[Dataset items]
::::
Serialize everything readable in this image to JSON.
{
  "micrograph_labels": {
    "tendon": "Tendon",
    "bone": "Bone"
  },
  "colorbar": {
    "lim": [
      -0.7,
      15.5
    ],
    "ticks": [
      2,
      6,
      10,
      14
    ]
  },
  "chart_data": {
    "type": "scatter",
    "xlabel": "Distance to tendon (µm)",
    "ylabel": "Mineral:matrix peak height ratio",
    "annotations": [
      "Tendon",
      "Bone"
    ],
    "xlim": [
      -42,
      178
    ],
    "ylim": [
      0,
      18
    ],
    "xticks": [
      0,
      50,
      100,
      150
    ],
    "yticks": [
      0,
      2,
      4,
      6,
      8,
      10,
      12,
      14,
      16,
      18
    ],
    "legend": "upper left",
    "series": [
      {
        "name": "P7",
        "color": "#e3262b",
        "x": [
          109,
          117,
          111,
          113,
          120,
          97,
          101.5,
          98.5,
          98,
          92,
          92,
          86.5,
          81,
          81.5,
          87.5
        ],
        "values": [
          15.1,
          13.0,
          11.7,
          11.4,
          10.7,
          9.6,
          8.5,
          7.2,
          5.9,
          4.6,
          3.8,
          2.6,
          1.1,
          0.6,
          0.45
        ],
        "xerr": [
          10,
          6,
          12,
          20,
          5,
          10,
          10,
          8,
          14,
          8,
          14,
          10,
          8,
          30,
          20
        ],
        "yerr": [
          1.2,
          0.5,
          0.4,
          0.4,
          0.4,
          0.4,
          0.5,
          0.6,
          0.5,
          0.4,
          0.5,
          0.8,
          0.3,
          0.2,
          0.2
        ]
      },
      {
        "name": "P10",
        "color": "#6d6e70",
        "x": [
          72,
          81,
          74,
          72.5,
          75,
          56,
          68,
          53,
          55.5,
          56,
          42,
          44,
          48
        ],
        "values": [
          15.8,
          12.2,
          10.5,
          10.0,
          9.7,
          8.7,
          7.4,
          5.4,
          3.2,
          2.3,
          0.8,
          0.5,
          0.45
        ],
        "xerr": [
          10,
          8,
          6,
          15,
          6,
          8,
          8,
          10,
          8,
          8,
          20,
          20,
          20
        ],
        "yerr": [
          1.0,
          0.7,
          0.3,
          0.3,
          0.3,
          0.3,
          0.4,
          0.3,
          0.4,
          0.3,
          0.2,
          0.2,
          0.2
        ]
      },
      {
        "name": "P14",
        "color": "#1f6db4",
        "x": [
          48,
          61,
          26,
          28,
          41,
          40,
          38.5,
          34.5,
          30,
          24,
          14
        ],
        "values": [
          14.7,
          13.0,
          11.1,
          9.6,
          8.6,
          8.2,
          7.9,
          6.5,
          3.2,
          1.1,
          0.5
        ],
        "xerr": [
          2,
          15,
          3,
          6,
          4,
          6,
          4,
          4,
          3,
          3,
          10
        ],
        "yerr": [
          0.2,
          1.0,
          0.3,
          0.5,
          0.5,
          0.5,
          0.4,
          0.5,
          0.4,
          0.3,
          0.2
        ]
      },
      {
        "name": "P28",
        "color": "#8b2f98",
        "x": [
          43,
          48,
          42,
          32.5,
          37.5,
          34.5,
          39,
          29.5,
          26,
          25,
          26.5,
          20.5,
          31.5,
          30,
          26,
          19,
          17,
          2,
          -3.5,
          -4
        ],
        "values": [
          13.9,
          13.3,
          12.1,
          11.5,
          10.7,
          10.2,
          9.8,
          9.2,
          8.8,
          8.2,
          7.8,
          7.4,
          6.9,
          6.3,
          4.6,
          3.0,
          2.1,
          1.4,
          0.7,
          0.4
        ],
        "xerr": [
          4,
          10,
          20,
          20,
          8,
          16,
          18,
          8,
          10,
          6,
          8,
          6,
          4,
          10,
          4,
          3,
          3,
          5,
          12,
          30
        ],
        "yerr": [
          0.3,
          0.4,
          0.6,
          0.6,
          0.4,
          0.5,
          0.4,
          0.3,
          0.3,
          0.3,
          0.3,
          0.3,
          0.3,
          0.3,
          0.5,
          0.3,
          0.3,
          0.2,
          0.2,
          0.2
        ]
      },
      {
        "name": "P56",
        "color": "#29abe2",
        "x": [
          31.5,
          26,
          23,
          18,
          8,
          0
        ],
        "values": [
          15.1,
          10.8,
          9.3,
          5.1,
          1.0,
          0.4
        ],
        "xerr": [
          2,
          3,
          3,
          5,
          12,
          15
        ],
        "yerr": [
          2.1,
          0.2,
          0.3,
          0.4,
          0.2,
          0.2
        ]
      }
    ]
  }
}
::::
#### DIRECTION:
Produce an exact copy of every entry above.

#### REPLY TO THE TASK:
Serialize everything readable in this image to JSON.
{
  "micrograph_labels": {
    "tendon": "Tendon",
    "bone": "Bone"
  },
  "colorbar": {
    "lim": [
      -0.7,
      15.5
    ],
    "ticks": [
      2,
      6,
      10,
      14
    ]
  },
  "chart_data": {
    "type": "scatter",
    "xlabel": "Distance to tendon (µm)",
    "ylabel": "Mineral:matrix peak height ratio",
    "annotations": [
      "Tendon",
      "Bone"
    ],
    "xlim": [
      -42,
      178
    ],
    "ylim": [
      0,
      18
    ],
    "xticks": [
      0,
      50,
      100,
      150
    ],
    "yticks": [
      0,
      2,
      4,
      6,
      8,
      10,
      12,
      14,
      16,
      18
    ],
    "legend": "upper left",
    "series": [
      {
        "name": "P7",
        "color": "#e3262b",
        "x": [
          109,
          117,
          111,
          113,
          120,
          97,
          101.5,
          98.5,
          98,
          92,
          92,
          86.5,
          81,
          81.5,
          87.5
        ],
        "values": [
          15.1,
          13.0,
          11.7,
          11.4,
          10.7,
          9.6,
          8.5,
          7.2,
          5.9,
          4.6,
          3.8,
          2.6,
          1.1,
          0.6,
          0.45
        ],
        "xerr": [
          10,
          6,
          12,
          20,
          5,
          10,
          10,
          8,
          14,
          8,
          14,
          10,
          8,
          30,
          20
        ],
        "yerr": [
          1.2,
          0.5,
          0.4,
          0.4,
          0.4,
          0.4,
          0.5,
          0.6,
          0.5,
          0.4,
          0.5,
          0.8,
          0.3,
          0.2,
          0.2
        ]
      },
      {
        "name": "P10",
        "color": "#6d6e70",
        "x": [
          72,
          81,
          74,
          72.5,
          75,
          56,
          68,
          53,
          55.5,
          56,
          42,
          44,
          48
        ],
        "values": [
          15.8,
          12.2,
          10.5,
          10.0,
          9.7,
          8.7,
          7.4,
          5.4,
          3.2,
          2.3,
          0.8,
          0.5,
          0.45
        ],
        "xerr": [
          10,
          8,
          6,
          15,
          6,
          8,
          8,
          10,
          8,
          8,
          20,
          20,
          20
        ],
        "yerr": [
          1.0,
          0.7,
          0.3,
          0.3,
          0.3,
          0.3,
          0.4,
          0.3,
          0.4,
          0.3,
          0.2,
          0.2,
          0.2
        ]
      },
      {
        "name": "P14",
        "color": "#1f6db4",
        "x": [
          48,
          61,
          26,
          28,
          41,
          40,
          38.5,
          34.5,
          30,
          24,
          14
        ],
        "values": [
          14.7,
          13.0,
          11.1,
          9.6,
          8.6,
          8.2,
          7.9,
          6.5,
          3.2,
          1.1,
          0.5
        ],
        "xerr": [
          2,
          15,
          3,
          6,
          4,
          6,
          4,
          4,
          3,
          3,
          10
        ],
        "yerr": [
          0.2,
          1.0,
          0.3,
          0.5,
          0.5,
          0.5,
          0.4,
          0.5,
          0.4,
          0.3,
          0.2
        ]
      },
      {
        "name": "P28",
        "color": "#8b2f98",
        "x": [
          43,
          48,
          42,
          32.5,
          37.5,
          34.5,
          39,
          29.5,
          26,
          25,
          26.5,
          20.5,
          31.5,
          30,
          26,
          19,
          17,
          2,
          -3.5,
          -4
        ],
        "values": [
          13.9,
          13.3,
          12.1,
          11.5,
          10.7,
          10.2,
          9.8,
          9.2,
          8.8,
          8.2,
          7.8,
          7.4,
          6.9,
          6.3,
          4.6,
          3.0,
          2.1,
          1.4,
          0.7,
          0.4
        ],
        "xerr": [
          4,
          10,
          20,
          20,
          8,
          16,
          18,
          8,
          10,
          6,
          8,
          6,
          4,
          10,
          4,
          3,
          3,
          5,
          12,
          30
        ],
        "yerr": [
          0.3,
          0.4,
          0.6,
          0.6,
          0.4,
          0.5,
          0.4,
          0.3,
          0.3,
          0.3,
          0.3,
          0.3,
          0.3,
          0.3,
          0.5,
          0.3,
          0.3,
          0.2,
          0.2,
          0.2
        ]
      },
      {
        "name": "P56",
        "color": "#29abe2",
        "x": [
          31.5,
          26,
          23,
          18,
          8,
          0
        ],
        "values": [
          15.1,
          10.8,
          9.3,
          5.1,
          1.0,
          0.4
        ],
        "xerr": [
          2,
          3,
          3,
          5,
          12,
          15
        ],
        "yerr": [
          2.1,
          0.2,
          0.3,
          0.4,
          0.2,
          0.2
        ]
      }
    ]
  }
}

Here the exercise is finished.